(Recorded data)
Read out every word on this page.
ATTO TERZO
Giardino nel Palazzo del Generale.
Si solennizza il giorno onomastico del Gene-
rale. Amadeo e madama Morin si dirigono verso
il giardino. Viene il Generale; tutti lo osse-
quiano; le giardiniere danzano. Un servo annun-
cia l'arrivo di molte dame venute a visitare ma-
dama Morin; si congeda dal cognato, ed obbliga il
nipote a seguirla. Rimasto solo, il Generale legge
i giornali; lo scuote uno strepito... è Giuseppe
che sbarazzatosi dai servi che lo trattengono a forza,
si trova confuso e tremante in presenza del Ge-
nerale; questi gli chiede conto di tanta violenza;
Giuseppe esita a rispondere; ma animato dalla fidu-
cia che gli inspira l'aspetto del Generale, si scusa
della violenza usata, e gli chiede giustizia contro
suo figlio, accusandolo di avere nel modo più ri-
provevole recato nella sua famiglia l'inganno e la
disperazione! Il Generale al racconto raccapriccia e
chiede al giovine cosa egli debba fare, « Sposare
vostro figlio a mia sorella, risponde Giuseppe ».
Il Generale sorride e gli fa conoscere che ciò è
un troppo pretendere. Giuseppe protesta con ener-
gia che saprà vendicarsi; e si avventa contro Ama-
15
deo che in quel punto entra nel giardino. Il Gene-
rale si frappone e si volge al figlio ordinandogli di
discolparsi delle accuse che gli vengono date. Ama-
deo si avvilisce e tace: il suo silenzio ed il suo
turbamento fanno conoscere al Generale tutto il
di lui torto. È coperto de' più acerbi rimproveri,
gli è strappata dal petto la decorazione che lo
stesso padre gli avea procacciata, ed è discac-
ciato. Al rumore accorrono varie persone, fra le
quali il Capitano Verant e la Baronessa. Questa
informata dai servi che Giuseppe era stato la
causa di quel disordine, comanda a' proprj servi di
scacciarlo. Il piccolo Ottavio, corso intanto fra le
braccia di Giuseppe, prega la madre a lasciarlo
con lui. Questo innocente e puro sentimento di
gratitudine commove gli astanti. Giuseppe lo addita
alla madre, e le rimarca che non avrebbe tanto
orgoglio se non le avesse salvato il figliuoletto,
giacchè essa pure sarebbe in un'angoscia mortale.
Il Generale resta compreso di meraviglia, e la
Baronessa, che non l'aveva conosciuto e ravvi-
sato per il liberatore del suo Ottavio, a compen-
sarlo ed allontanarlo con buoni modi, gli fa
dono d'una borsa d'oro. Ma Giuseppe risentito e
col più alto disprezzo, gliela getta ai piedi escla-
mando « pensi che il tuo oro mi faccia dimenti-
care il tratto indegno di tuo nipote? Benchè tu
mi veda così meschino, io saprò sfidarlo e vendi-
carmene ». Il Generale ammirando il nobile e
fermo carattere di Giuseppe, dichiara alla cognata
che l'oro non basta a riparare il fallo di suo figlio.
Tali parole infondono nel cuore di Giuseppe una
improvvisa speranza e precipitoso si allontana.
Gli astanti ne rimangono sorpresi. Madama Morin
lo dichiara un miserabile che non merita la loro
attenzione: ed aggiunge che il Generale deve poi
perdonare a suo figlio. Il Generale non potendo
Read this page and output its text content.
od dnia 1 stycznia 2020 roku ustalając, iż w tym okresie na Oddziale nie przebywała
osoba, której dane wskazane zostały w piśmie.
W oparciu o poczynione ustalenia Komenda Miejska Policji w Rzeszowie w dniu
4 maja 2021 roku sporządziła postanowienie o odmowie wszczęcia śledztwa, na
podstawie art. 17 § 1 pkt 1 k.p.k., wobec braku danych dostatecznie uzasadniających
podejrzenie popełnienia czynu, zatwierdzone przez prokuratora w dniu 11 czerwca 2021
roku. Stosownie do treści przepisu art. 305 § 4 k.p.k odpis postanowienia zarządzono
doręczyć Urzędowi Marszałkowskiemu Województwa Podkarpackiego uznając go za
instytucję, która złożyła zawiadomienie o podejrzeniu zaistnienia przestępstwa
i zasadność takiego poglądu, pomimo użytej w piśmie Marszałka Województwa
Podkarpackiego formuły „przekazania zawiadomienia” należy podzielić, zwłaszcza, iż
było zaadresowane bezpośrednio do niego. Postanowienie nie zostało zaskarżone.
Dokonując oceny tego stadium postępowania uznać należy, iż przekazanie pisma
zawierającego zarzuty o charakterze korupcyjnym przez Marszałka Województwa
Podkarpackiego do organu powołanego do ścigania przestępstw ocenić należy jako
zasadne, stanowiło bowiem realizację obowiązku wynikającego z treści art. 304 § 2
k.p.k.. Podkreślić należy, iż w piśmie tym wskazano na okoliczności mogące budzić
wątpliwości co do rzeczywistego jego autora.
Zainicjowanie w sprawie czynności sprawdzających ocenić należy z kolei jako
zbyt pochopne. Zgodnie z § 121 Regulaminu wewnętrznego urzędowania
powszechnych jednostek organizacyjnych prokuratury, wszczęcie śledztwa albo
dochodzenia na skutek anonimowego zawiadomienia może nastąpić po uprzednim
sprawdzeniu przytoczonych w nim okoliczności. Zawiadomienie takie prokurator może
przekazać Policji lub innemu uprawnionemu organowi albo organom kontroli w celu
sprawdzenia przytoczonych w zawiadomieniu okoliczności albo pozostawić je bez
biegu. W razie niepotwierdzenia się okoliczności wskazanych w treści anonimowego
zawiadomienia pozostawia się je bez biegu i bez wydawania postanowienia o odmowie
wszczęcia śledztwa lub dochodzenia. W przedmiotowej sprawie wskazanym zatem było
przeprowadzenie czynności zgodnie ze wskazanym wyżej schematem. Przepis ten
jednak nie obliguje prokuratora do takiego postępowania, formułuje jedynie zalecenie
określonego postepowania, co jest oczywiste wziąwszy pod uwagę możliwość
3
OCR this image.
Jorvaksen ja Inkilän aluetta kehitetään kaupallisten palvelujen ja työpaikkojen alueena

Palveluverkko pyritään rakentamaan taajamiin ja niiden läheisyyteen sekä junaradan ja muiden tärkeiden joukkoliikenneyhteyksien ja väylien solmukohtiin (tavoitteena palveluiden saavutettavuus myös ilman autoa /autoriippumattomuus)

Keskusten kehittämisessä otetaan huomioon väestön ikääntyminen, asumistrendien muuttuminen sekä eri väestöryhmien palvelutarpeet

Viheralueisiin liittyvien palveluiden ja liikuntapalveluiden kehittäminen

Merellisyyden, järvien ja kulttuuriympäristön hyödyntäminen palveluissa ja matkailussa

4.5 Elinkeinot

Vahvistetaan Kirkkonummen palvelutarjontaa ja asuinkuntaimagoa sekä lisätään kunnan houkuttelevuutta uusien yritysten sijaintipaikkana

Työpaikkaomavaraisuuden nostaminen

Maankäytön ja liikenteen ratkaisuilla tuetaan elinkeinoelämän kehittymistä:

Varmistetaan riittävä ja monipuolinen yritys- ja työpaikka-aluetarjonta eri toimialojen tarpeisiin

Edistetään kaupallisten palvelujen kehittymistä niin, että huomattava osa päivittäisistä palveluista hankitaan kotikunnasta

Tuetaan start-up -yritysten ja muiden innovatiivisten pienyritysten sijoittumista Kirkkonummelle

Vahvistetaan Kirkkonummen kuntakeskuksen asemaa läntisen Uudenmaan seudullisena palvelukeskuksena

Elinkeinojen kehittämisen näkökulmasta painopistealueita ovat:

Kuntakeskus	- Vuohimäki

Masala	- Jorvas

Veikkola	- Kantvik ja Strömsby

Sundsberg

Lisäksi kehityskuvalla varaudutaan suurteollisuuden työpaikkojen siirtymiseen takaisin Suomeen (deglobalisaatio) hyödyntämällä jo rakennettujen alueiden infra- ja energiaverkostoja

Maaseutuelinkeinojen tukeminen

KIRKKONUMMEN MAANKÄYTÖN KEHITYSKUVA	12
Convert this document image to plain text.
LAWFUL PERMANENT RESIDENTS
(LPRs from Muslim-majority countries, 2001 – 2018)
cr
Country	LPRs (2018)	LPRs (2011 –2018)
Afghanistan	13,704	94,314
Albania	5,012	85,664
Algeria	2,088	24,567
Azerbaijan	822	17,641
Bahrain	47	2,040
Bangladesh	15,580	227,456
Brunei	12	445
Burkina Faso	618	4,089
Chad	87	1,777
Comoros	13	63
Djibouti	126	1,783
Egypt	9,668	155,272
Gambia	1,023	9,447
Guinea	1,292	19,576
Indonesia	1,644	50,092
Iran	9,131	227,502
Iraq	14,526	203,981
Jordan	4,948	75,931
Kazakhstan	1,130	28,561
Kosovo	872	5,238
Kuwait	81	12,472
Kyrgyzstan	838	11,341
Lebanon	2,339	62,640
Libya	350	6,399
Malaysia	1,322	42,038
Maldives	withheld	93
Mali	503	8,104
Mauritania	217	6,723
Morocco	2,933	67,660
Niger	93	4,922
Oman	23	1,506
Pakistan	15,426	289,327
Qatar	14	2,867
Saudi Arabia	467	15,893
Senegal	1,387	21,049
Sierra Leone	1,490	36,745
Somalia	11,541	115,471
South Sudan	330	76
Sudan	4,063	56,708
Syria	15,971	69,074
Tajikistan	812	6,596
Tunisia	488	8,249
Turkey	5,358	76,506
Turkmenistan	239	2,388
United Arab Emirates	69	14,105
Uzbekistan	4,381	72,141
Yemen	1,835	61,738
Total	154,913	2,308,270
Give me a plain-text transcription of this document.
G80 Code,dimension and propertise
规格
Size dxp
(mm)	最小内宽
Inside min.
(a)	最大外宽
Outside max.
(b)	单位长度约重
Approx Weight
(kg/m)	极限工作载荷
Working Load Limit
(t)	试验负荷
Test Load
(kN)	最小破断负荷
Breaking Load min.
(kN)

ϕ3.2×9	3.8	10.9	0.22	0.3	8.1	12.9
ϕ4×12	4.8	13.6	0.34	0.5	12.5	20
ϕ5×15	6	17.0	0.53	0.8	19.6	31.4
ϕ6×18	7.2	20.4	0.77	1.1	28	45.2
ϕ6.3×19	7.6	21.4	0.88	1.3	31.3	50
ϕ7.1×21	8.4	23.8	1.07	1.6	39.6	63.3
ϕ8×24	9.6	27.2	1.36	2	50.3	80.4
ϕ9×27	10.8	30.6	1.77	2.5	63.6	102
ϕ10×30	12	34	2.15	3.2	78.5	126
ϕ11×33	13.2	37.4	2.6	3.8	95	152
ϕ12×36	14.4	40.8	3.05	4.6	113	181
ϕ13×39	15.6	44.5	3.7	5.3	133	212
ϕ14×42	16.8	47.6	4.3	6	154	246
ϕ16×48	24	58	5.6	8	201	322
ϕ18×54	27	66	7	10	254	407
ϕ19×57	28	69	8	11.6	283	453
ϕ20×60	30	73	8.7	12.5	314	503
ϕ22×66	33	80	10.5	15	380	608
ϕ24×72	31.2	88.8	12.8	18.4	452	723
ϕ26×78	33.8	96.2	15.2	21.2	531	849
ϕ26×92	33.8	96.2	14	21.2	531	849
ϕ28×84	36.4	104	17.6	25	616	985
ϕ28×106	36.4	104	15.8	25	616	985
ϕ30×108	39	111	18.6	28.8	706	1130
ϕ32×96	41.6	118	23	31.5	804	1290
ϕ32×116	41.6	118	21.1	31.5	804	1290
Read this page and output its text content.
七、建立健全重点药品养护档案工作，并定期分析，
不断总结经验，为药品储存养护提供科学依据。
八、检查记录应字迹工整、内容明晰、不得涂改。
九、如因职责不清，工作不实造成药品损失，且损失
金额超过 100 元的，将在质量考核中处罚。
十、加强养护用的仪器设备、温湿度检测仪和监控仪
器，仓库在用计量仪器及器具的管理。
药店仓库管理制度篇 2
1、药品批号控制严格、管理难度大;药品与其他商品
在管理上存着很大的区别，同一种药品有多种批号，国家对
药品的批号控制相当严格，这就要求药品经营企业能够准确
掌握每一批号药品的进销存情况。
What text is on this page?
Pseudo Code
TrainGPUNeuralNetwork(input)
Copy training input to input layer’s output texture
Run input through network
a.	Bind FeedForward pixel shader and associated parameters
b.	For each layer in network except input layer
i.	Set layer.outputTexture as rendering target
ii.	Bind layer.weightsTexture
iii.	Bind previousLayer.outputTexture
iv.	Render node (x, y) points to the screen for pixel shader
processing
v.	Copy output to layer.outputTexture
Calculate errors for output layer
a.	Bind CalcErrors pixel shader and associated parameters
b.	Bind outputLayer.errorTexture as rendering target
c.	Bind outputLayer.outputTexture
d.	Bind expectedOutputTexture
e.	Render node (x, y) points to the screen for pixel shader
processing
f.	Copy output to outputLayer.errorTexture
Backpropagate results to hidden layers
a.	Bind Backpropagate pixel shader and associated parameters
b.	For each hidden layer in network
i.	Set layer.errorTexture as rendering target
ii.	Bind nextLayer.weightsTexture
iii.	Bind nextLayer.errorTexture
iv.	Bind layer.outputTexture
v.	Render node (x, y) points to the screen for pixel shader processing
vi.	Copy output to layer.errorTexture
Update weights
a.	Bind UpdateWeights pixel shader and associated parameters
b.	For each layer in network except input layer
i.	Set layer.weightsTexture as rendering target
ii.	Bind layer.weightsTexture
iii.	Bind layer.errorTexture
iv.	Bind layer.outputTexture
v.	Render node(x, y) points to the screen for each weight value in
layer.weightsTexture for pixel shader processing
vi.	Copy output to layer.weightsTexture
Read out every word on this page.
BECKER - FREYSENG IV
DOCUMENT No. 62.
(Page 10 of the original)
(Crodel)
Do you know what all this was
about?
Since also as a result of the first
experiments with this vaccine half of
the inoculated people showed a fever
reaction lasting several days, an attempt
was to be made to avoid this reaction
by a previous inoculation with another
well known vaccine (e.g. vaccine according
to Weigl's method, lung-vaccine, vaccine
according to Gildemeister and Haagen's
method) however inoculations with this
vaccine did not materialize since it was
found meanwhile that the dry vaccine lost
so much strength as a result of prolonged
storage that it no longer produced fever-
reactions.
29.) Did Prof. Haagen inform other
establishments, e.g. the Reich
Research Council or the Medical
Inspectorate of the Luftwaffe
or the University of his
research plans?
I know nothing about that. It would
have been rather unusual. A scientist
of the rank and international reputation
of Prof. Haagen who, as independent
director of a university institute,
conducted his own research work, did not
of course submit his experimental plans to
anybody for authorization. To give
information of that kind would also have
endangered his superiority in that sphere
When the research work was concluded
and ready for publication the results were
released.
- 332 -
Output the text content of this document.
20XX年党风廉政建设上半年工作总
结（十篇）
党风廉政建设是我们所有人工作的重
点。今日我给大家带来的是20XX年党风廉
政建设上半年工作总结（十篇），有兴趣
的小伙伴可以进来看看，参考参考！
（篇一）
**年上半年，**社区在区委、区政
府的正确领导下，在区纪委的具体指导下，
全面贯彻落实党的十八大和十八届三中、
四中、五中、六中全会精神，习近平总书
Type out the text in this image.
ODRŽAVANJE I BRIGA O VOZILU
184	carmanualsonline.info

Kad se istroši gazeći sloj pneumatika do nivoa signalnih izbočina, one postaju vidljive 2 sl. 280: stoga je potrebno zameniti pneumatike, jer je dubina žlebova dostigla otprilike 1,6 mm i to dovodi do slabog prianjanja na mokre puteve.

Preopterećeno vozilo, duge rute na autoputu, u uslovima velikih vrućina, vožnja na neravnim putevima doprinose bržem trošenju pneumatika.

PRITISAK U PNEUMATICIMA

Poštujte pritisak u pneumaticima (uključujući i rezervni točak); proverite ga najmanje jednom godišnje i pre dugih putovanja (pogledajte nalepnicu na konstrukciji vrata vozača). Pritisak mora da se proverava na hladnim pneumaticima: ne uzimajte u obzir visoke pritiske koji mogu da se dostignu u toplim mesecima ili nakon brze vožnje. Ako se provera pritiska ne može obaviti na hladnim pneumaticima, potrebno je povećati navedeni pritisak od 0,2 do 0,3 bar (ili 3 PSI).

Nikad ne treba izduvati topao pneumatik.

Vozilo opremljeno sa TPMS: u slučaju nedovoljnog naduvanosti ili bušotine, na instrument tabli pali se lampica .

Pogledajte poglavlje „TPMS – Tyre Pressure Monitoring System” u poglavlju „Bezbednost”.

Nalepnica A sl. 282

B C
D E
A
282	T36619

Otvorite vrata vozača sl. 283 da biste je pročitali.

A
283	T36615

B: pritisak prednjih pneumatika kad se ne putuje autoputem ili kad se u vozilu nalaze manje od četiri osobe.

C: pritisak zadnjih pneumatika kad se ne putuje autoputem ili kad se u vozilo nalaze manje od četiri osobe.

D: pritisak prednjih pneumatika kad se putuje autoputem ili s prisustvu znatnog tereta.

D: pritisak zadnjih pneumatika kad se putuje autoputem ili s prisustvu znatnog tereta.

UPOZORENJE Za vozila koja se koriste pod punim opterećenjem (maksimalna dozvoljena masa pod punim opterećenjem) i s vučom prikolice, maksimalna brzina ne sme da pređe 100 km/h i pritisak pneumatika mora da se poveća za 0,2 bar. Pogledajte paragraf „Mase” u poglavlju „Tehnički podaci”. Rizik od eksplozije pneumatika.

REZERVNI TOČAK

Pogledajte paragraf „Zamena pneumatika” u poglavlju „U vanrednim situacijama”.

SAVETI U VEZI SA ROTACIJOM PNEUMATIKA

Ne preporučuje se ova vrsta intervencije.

__PROBLEM TO SOLVE__: In the entries above, identify every line with the word "fever". Copy those lines.

__RESPONSE__:
the inoculated people showed a fever
storage that it no longer produced fever-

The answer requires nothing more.